## Information supplied
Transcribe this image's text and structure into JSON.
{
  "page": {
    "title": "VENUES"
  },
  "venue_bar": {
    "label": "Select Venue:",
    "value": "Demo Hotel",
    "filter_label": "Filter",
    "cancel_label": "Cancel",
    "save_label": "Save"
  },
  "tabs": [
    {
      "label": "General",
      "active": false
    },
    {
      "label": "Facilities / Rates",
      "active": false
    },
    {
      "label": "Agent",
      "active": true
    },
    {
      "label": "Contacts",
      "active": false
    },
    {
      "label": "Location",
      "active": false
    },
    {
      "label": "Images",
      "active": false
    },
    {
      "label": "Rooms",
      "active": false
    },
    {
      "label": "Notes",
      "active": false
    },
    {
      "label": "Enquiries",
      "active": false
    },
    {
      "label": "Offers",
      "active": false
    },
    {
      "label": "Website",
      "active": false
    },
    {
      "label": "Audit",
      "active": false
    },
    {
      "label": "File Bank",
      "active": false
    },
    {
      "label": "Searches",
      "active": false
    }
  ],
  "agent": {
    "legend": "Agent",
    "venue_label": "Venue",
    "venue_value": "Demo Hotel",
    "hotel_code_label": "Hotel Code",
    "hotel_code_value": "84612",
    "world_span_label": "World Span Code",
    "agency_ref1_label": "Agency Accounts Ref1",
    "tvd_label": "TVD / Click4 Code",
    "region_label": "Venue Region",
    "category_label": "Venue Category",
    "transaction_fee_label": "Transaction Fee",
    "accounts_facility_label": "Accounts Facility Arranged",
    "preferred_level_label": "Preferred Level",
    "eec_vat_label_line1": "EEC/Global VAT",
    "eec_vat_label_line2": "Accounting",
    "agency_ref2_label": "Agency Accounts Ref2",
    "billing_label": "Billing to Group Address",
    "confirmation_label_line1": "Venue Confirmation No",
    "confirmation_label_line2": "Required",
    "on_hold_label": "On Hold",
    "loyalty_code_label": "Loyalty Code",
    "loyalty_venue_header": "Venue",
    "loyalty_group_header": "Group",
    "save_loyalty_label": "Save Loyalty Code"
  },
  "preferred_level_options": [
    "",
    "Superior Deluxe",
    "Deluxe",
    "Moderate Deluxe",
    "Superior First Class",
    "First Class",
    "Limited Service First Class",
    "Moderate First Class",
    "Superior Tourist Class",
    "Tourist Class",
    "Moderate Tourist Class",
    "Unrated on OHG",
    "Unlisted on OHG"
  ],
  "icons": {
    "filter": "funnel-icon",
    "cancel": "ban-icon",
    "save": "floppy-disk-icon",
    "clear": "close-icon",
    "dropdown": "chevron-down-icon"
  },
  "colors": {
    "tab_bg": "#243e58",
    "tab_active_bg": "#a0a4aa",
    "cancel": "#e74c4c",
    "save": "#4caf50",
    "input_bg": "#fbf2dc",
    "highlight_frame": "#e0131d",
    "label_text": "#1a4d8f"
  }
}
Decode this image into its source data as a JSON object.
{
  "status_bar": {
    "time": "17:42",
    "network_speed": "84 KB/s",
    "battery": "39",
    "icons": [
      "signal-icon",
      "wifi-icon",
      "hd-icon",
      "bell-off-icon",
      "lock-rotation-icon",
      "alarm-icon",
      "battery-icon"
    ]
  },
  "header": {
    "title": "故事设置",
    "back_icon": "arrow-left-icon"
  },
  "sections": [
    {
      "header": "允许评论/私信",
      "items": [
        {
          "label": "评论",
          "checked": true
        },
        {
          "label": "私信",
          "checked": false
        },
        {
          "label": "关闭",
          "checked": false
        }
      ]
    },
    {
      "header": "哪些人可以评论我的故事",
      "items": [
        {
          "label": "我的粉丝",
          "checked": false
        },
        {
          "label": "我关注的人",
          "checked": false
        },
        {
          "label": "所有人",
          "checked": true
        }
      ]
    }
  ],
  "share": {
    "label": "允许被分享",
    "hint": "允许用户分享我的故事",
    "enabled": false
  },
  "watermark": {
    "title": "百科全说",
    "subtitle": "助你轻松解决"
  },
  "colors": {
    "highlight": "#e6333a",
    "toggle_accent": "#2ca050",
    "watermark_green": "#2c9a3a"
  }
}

## What is required
Reproduce the entries above exactly.

## Exercise result
Transcribe this image's text and structure into JSON.
{
  "page": {
    "title": "VENUES"
  },
  "venue_bar": {
    "label": "Select Venue:",
    "value": "Demo Hotel",
    "filter_label": "Filter",
    "cancel_label": "Cancel",
    "save_label": "Save"
  },
  "tabs": [
    {
      "label": "General",
      "active": false
    },
    {
      "label": "Facilities / Rates",
      "active": false
    },
    {
      "label": "Agent",
      "active": true
    },
    {
      "label": "Contacts",
      "active": false
    },
    {
      "label": "Location",
      "active": false
    },
    {
      "label": "Images",
      "active": false
    },
    {
      "label": "Rooms",
      "active": false
    },
    {
      "label": "Notes",
      "active": false
    },
    {
      "label": "Enquiries",
      "active": false
    },
    {
      "label": "Offers",
      "active": false
    },
    {
      "label": "Website",
      "active": false
    },
    {
      "label": "Audit",
      "active": false
    },
    {
      "label": "File Bank",
      "active": false
    },
    {
      "label": "Searches",
      "active": false
    }
  ],
  "agent": {
    "legend": "Agent",
    "venue_label": "Venue",
    "venue_value": "Demo Hotel",
    "hotel_code_label": "Hotel Code",
    "hotel_code_value": "84612",
    "world_span_label": "World Span Code",
    "agency_ref1_label": "Agency Accounts Ref1",
    "tvd_label": "TVD / Click4 Code",
    "region_label": "Venue Region",
    "category_label": "Venue Category",
    "transaction_fee_label": "Transaction Fee",
    "accounts_facility_label": "Accounts Facility Arranged",
    "preferred_level_label": "Preferred Level",
    "eec_vat_label_line1": "EEC/Global VAT",
    "eec_vat_label_line2": "Accounting",
    "agency_ref2_label": "Agency Accounts Ref2",
    "billing_label": "Billing to Group Address",
    "confirmation_label_line1": "Venue Confirmation No",
    "confirmation_label_line2": "Required",
    "on_hold_label": "On Hold",
    "loyalty_code_label": "Loyalty Code",
    "loyalty_venue_header": "Venue",
    "loyalty_group_header": "Group",
    "save_loyalty_label": "Save Loyalty Code"
  },
  "preferred_level_options": [
    "",
    "Superior Deluxe",
    "Deluxe",
    "Moderate Deluxe",
    "Superior First Class",
    "First Class",
    "Limited Service First Class",
    "Moderate First Class",
    "Superior Tourist Class",
    "Tourist Class",
    "Moderate Tourist Class",
    "Unrated on OHG",
    "Unlisted on OHG"
  ],
  "icons": {
    "filter": "funnel-icon",
    "cancel": "ban-icon",
    "save": "floppy-disk-icon",
    "clear": "close-icon",
    "dropdown": "chevron-down-icon"
  },
  "colors": {
    "tab_bg": "#243e58",
    "tab_active_bg": "#a0a4aa",
    "cancel": "#e74c4c",
    "save": "#4caf50",
    "input_bg": "#fbf2dc",
    "highlight_frame": "#e0131d",
    "label_text": "#1a4d8f"
  }
}
Decode this image into its source data as a JSON object.
{
  "status_bar": {
    "time": "17:42",
    "network_speed": "84 KB/s",
    "battery": "39",
    "icons": [
      "signal-icon",
      "wifi-icon",
      "hd-icon",
      "bell-off-icon",
      "lock-rotation-icon",
      "alarm-icon",
      "battery-icon"
    ]
  },
  "header": {
    "title": "故事设置",
    "back_icon": "arrow-left-icon"
  },
  "sections": [
    {
      "header": "允许评论/私信",
      "items": [
        {
          "label": "评论",
          "checked": true
        },
        {
          "label": "私信",
          "checked": false
        },
        {
          "label": "关闭",
          "checked": false
        }
      ]
    },
    {
      "header": "哪些人可以评论我的故事",
      "items": [
        {
          "label": "我的粉丝",
          "checked": false
        },
        {
          "label": "我关注的人",
          "checked": false
        },
        {
          "label": "所有人",
          "checked": true
        }
      ]
    }
  ],
  "share": {
    "label": "允许被分享",
    "hint": "允许用户分享我的故事",
    "enabled": false
  },
  "watermark": {
    "title": "百科全说",
    "subtitle": "助你轻松解决"
  },
  "colors": {
    "highlight": "#e6333a",
    "toggle_accent": "#2ca050",
    "watermark_green": "#2c9a3a"
  }
}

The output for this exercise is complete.